→ PROBLEM TO SOLVE: Pick out the lines in the listing below that contain the word "среди" and copy them.

* start *

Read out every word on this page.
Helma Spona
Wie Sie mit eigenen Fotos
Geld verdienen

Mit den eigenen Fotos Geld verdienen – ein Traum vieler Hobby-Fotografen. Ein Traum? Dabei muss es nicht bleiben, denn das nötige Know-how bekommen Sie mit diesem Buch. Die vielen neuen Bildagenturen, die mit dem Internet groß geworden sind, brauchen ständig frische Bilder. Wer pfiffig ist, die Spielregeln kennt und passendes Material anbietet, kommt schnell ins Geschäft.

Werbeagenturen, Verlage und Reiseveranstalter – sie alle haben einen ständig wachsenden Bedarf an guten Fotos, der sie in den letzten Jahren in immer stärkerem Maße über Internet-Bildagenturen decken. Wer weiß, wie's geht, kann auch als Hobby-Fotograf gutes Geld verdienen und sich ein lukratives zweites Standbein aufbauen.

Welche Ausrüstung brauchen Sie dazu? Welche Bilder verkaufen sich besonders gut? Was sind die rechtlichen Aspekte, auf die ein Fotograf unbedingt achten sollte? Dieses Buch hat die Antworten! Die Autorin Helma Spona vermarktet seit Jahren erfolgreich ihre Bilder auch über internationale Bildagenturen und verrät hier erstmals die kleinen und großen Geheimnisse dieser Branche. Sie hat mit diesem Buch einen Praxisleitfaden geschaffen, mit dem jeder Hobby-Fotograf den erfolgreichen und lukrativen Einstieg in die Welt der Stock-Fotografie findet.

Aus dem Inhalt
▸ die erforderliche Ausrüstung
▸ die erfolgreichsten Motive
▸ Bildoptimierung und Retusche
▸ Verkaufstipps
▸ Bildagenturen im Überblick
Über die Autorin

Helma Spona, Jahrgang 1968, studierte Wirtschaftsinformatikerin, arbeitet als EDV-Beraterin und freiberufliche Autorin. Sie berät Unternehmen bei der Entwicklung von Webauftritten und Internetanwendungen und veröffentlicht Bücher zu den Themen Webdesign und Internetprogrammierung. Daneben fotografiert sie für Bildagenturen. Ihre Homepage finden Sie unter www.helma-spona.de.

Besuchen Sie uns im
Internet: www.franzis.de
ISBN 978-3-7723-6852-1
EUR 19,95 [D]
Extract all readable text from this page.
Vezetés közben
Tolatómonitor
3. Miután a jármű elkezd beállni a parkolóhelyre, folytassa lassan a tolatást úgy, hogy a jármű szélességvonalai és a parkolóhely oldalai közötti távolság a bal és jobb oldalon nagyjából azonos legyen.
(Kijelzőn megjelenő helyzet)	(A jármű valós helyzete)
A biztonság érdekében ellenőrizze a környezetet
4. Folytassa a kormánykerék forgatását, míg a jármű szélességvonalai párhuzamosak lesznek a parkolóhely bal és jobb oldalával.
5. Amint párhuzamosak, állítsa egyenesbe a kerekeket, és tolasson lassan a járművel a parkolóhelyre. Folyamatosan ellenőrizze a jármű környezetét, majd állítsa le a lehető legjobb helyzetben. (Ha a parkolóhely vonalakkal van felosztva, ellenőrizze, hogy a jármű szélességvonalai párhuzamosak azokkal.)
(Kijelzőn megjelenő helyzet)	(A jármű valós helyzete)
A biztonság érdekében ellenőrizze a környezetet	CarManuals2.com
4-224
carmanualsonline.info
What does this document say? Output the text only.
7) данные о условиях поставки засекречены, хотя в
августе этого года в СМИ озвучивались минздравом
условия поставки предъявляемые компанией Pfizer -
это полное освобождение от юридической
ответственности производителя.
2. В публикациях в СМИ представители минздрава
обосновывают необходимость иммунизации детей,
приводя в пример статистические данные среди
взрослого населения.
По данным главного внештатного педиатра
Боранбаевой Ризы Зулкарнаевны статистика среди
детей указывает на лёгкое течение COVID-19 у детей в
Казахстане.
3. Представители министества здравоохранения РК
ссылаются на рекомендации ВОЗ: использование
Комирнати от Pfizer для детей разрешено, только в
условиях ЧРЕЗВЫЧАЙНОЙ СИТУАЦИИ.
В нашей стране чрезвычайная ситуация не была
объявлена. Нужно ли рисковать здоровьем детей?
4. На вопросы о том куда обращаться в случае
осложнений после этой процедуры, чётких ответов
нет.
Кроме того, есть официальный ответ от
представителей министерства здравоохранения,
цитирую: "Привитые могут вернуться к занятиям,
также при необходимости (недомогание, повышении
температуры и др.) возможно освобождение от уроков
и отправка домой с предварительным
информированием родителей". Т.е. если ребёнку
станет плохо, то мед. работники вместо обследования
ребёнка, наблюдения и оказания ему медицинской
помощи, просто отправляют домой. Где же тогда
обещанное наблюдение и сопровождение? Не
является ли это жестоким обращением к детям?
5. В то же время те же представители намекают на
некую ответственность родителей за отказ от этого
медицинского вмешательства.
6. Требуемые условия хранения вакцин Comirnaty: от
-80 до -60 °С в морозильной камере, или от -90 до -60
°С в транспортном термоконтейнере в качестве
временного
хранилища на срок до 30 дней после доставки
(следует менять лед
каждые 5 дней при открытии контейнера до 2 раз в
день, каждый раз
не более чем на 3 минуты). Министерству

* end *

→ ANSWER IN FULL:
приводя в пример статистические данные среди
Боранбаевой Ризы Зулкарнаевны статистика среди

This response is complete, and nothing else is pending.